-- start --
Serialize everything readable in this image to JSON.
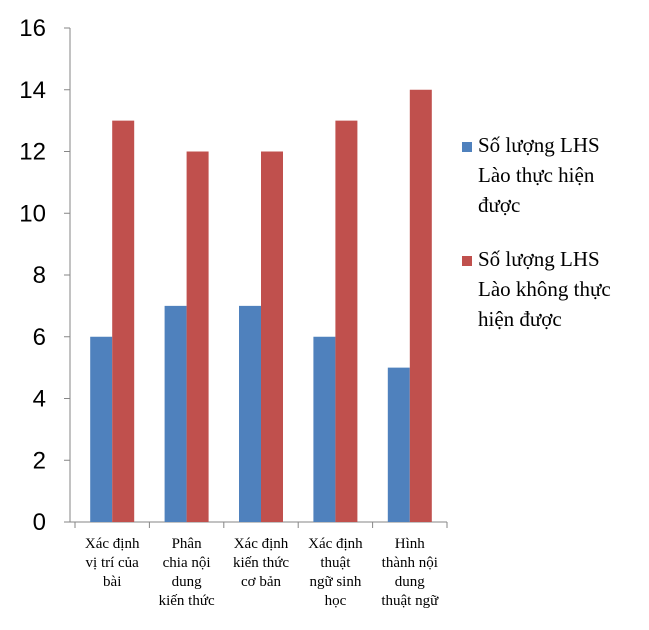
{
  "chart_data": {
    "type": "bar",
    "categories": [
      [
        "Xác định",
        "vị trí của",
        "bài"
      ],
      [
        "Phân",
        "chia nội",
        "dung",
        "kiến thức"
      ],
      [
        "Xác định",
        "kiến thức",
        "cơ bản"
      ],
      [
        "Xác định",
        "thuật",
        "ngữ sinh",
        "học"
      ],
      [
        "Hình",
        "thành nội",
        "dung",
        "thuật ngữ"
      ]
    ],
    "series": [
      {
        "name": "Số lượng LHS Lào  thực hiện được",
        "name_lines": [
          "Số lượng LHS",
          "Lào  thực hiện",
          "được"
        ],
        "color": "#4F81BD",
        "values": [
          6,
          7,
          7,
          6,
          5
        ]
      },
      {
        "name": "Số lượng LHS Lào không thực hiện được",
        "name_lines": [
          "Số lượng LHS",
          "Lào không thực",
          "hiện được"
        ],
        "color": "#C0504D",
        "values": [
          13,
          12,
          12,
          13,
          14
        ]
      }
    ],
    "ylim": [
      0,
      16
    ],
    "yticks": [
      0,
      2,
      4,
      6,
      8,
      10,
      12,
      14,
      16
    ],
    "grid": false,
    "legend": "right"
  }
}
-- end --
-- start --
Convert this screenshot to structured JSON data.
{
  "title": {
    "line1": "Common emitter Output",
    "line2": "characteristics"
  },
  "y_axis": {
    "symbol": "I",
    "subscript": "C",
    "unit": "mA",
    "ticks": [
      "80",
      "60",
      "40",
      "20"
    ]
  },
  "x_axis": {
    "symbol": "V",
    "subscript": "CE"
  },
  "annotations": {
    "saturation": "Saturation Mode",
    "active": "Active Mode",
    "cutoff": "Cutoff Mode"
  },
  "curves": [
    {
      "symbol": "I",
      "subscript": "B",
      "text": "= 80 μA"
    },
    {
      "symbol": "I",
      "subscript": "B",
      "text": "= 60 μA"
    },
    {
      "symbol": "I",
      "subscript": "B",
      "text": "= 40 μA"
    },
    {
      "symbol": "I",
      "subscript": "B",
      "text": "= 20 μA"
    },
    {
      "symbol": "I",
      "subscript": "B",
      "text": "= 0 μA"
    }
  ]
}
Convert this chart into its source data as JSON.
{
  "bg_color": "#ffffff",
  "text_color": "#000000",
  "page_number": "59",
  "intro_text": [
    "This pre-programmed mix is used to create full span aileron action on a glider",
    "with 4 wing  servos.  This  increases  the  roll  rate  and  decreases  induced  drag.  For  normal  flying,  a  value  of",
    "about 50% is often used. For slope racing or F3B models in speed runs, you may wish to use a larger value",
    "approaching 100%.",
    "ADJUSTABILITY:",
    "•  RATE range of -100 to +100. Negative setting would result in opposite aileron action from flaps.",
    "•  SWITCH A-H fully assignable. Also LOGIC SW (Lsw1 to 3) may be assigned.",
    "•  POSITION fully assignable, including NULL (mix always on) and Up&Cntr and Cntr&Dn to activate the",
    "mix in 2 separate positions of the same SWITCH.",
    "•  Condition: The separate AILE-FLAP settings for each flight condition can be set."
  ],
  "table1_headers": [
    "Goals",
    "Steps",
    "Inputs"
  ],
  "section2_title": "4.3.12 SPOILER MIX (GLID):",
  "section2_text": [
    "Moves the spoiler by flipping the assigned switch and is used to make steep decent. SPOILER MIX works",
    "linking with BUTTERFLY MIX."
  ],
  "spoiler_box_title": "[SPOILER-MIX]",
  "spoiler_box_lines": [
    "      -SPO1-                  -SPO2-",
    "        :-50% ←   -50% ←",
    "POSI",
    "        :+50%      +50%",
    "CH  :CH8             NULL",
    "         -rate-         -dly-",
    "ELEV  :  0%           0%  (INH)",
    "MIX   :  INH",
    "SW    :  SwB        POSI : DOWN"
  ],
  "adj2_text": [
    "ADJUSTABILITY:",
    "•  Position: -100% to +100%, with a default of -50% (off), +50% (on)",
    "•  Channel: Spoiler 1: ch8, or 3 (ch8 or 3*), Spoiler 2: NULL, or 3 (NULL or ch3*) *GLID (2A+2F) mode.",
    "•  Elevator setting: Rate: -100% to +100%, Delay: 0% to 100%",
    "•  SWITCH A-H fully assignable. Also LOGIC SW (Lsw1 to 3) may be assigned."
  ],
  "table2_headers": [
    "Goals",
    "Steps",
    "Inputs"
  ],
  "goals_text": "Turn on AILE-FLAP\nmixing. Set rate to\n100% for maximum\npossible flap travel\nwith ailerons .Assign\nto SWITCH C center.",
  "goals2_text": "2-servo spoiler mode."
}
-- end --
Determine the number of lines in the entries above where the string "lượng" appears. Answer with the number alone.

▸ RESULT FOR THIS EXERCISE
4